The listing below should be printed exactly, every line of it. Skip the pictures.
%%
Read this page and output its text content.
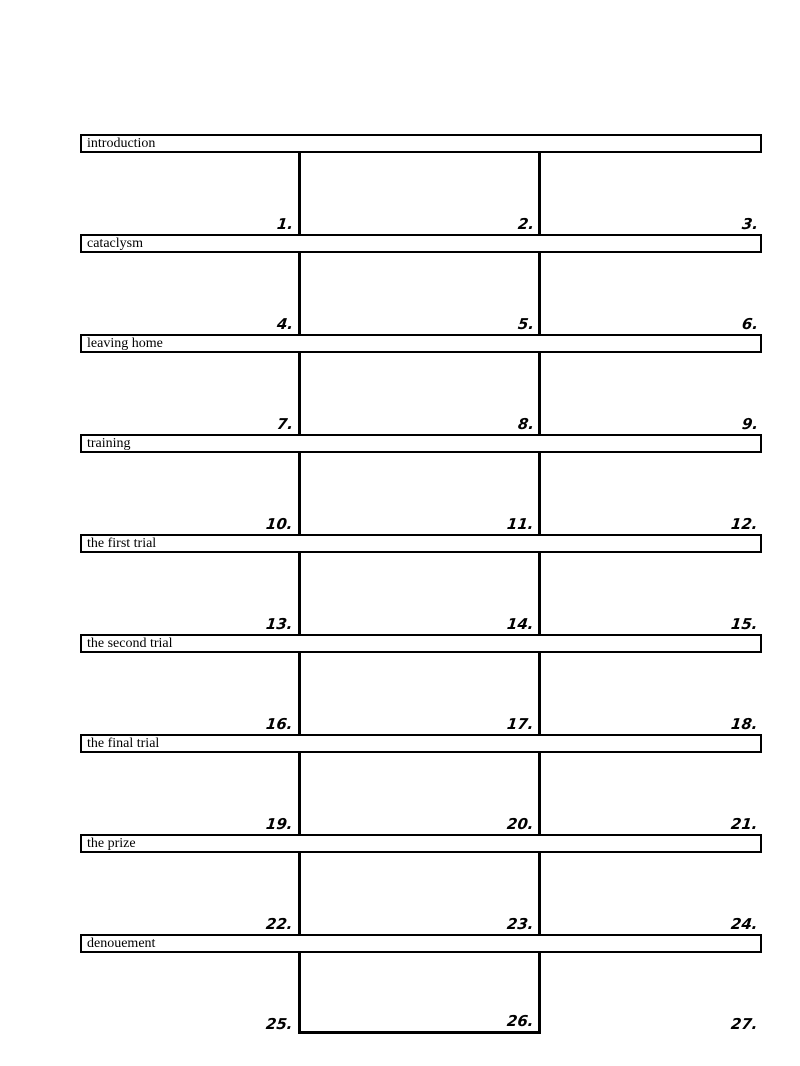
introduction
1.	2.	3.
cataclysm
4.	5.	6.
leaving home
7.	8.	9.
training
10.	11.	12.
the first trial
13.	14.	15.
the second trial
16.	17.	18.
the final trial
19.	20.	21.
the prize
22.	23.	24.
denouement
25.	26.	27.
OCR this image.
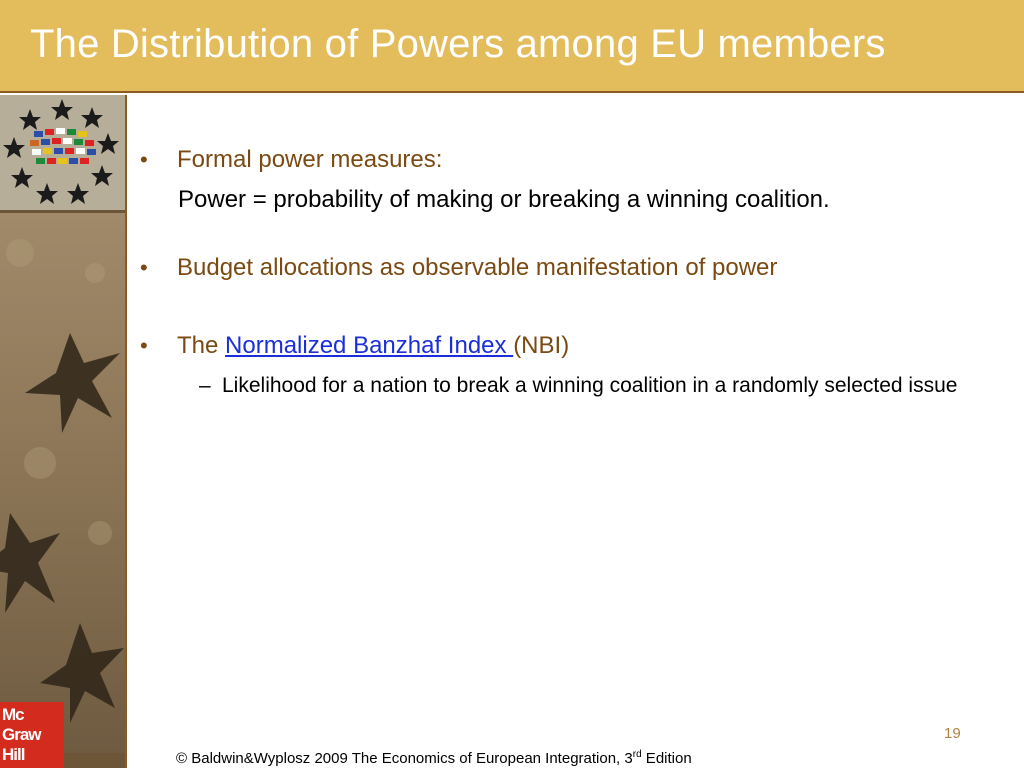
The Distribution of Powers among EU members
Mc
Graw
Hill
• Formal power measures:
Power = probability of making or breaking a winning coalition.
• Budget allocations as observable manifestation of power
• The Normalized Banzhaf Index (NBI)
– Likelihood for a nation to break a winning coalition in a randomly selected issue
19
© Baldwin&Wyplosz 2009 The Economics of European Integration, 3rd Edition
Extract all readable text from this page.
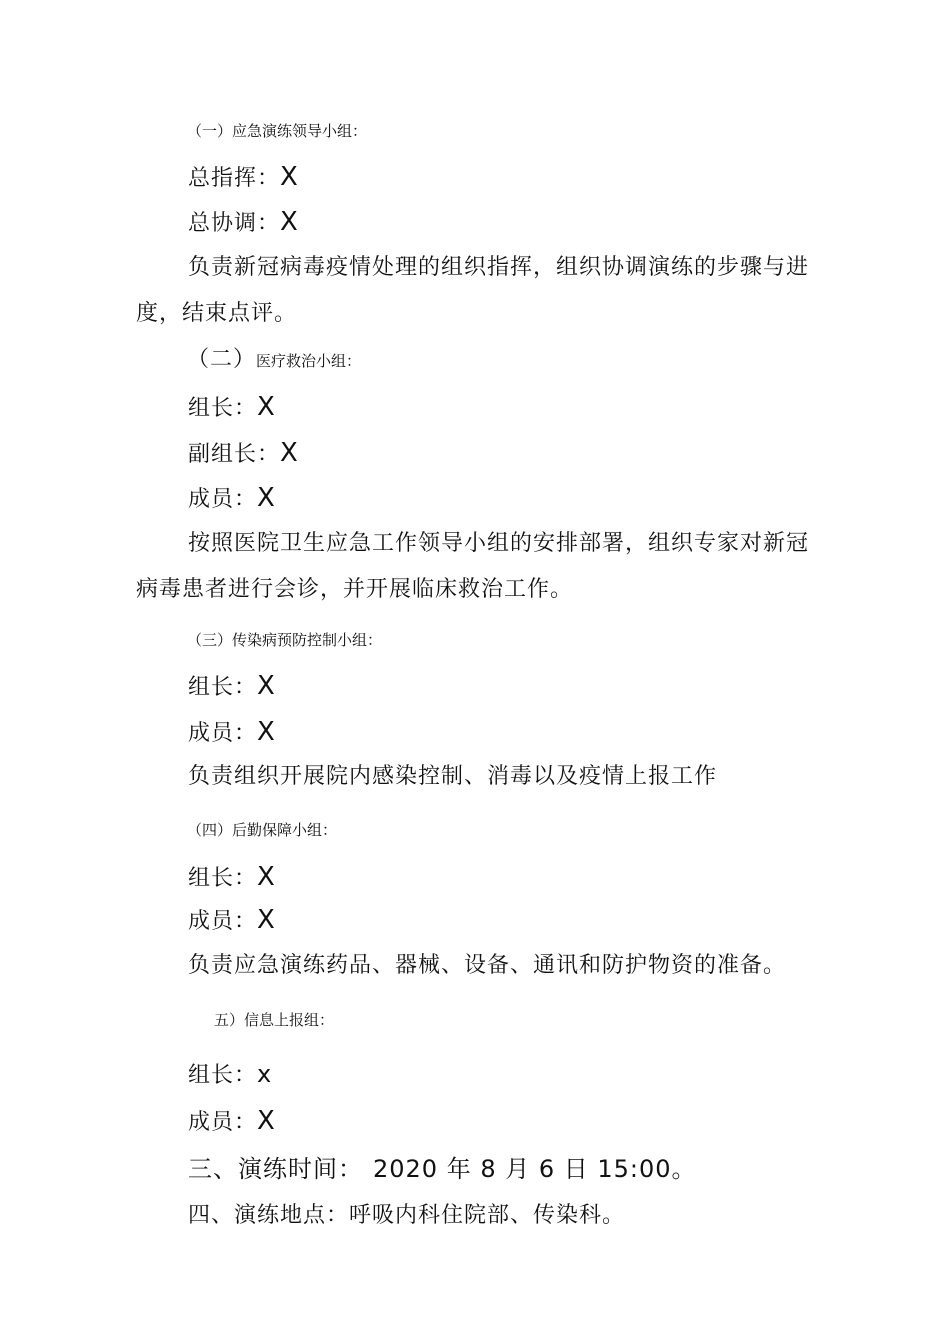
（一）应急演练领导小组：
总指挥：X
总协调：X
负责新冠病毒疫情处理的组织指挥，组织协调演练的步骤与进
度，结束点评。
（二）医疗救治小组：
组长：X
副组长：X
成员：X
按照医院卫生应急工作领导小组的安排部署，组织专家对新冠
病毒患者进行会诊，并开展临床救治工作。
（三）传染病预防控制小组：
组长：X
成员：X
负责组织开展院内感染控制、消毒以及疫情上报工作
（四）后勤保障小组：
组长：X
成员：X
负责应急演练药品、器械、设备、通讯和防护物资的准备。
五）信息上报组：
组长：x
成员：X
三、演练时间： 2020 年 8 月 6 日 15:00。
四、演练地点：呼吸内科住院部、传染科。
%%
**Full response:**
Read this page and output its text content.
introduction
1.	2.	3.
cataclysm
4.	5.	6.
leaving home
7.	8.	9.
training
10.	11.	12.
the first trial
13.	14.	15.
the second trial
16.	17.	18.
the final trial
19.	20.	21.
the prize
22.	23.	24.
denouement
25.	26.	27.
OCR this image.
The Distribution of Powers among EU members
Mc
Graw
Hill
• Formal power measures:
Power = probability of making or breaking a winning coalition.
• Budget allocations as observable manifestation of power
• The Normalized Banzhaf Index (NBI)
– Likelihood for a nation to break a winning coalition in a randomly selected issue
19
© Baldwin&Wyplosz 2009 The Economics of European Integration, 3rd Edition
Extract all readable text from this page.
（一）应急演练领导小组：
总指挥：X
总协调：X
负责新冠病毒疫情处理的组织指挥，组织协调演练的步骤与进
度，结束点评。
（二）医疗救治小组：
组长：X
副组长：X
成员：X
按照医院卫生应急工作领导小组的安排部署，组织专家对新冠
病毒患者进行会诊，并开展临床救治工作。
（三）传染病预防控制小组：
组长：X
成员：X
负责组织开展院内感染控制、消毒以及疫情上报工作
（四）后勤保障小组：
组长：X
成员：X
负责应急演练药品、器械、设备、通讯和防护物资的准备。
五）信息上报组：
组长：x
成员：X
三、演练时间： 2020 年 8 月 6 日 15:00。
四、演练地点：呼吸内科住院部、传染科。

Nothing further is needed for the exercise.